→ Task directions: Search the listing below for the string "stamina" and show each line that contains it.

→ Data for this task:

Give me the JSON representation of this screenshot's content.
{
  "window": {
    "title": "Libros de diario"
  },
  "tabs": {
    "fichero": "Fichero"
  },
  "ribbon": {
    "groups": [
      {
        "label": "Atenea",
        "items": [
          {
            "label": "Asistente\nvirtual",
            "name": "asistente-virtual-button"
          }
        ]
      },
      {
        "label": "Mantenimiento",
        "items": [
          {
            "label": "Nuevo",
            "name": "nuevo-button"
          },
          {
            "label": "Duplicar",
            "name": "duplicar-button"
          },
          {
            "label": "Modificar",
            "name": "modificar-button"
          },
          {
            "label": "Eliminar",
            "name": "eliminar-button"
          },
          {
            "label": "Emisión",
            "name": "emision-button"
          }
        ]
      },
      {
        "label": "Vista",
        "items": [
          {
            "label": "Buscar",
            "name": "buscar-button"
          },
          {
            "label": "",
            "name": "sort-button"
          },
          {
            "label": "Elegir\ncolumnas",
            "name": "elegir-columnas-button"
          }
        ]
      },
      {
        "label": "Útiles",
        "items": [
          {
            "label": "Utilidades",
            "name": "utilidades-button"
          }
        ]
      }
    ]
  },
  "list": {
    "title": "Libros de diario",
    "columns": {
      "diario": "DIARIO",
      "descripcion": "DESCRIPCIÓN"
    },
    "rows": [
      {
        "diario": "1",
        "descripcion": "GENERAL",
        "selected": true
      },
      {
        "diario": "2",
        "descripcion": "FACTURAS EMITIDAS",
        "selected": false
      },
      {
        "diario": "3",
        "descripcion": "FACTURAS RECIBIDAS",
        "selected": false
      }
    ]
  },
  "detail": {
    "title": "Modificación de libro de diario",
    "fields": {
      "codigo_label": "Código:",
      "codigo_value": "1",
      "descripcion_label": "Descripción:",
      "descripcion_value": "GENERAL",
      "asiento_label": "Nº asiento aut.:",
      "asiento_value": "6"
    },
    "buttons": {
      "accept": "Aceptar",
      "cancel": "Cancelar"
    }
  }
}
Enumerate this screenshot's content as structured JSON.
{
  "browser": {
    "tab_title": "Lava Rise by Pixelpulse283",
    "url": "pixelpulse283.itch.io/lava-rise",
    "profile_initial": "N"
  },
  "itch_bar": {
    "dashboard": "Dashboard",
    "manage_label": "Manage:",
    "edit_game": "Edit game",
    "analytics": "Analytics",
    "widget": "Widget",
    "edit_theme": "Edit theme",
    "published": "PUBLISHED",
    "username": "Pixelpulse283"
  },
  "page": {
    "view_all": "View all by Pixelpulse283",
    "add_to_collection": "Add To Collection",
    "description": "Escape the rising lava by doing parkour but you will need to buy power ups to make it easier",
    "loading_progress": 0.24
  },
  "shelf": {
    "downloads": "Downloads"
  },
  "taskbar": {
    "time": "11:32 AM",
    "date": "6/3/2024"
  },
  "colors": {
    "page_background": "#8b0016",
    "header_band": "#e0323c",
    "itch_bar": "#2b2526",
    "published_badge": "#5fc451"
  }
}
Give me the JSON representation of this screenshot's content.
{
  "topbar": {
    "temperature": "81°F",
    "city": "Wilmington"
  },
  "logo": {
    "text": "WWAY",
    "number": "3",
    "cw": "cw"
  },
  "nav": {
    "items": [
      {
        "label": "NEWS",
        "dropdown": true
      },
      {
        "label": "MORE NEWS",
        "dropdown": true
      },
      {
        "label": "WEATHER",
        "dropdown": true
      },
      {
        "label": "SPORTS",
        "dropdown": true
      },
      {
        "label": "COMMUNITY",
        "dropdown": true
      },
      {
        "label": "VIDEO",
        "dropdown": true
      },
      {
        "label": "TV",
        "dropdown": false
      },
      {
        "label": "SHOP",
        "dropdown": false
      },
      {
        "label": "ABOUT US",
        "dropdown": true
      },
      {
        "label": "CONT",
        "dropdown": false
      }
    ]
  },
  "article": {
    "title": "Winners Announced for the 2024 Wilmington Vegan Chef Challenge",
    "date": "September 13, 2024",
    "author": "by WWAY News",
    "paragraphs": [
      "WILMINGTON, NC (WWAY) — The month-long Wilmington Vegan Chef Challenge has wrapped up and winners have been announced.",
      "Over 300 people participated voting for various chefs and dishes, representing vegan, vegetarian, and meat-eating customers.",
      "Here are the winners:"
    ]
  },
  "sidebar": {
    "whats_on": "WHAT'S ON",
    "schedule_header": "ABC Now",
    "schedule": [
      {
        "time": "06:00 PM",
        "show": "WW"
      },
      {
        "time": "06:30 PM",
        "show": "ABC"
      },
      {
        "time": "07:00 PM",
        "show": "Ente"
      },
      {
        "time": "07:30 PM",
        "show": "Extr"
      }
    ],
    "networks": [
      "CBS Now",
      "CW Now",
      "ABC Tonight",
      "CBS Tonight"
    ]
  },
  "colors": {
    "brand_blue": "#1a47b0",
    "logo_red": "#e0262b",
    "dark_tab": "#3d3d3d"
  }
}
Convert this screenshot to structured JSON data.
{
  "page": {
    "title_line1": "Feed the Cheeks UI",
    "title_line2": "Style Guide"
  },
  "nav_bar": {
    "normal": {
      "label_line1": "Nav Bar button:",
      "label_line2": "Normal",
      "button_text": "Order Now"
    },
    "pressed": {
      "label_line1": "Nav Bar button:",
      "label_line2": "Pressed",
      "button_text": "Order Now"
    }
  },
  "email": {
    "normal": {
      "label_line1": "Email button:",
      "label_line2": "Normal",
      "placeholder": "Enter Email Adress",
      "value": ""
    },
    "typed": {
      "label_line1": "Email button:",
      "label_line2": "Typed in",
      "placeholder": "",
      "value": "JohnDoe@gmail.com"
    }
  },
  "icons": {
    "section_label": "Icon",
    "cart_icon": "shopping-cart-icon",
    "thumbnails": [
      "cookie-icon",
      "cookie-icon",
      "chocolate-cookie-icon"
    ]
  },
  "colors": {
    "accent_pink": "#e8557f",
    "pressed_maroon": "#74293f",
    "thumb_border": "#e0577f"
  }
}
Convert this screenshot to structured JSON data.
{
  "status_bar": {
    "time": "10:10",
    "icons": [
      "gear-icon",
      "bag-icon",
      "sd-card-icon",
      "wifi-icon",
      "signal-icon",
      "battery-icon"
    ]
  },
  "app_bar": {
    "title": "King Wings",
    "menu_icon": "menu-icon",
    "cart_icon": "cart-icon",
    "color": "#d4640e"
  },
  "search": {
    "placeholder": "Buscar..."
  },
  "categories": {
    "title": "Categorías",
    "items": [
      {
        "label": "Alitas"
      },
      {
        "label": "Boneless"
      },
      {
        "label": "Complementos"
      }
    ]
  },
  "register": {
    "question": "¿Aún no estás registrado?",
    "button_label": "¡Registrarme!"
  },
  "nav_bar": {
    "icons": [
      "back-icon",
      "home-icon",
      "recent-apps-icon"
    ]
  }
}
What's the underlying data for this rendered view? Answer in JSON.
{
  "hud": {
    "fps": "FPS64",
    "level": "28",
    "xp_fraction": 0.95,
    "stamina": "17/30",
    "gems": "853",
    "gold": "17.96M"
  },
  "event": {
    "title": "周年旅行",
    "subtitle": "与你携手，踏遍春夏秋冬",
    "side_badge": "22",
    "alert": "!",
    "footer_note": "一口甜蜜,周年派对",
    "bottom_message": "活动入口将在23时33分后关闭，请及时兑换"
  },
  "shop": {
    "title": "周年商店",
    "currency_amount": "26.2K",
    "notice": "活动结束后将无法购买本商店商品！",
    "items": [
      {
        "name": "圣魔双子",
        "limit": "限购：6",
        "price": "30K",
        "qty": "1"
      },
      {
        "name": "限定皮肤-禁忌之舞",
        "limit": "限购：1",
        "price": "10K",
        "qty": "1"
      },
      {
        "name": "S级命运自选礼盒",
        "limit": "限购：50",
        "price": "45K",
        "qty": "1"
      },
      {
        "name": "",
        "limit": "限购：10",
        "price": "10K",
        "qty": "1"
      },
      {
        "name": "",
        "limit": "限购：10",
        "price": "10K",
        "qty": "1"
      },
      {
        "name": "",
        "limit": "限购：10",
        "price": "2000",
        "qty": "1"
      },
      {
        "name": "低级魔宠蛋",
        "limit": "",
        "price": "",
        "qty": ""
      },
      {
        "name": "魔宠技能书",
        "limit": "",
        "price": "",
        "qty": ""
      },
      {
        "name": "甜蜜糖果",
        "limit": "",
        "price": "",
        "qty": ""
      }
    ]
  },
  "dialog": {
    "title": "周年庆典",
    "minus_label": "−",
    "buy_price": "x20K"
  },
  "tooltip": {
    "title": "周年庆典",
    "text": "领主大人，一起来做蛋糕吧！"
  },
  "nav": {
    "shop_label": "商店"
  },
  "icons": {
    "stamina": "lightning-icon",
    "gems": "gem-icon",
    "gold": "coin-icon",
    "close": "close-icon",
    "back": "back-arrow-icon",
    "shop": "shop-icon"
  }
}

→ Task output:
    "stamina": "17/30",
    "stamina": "lightning-icon",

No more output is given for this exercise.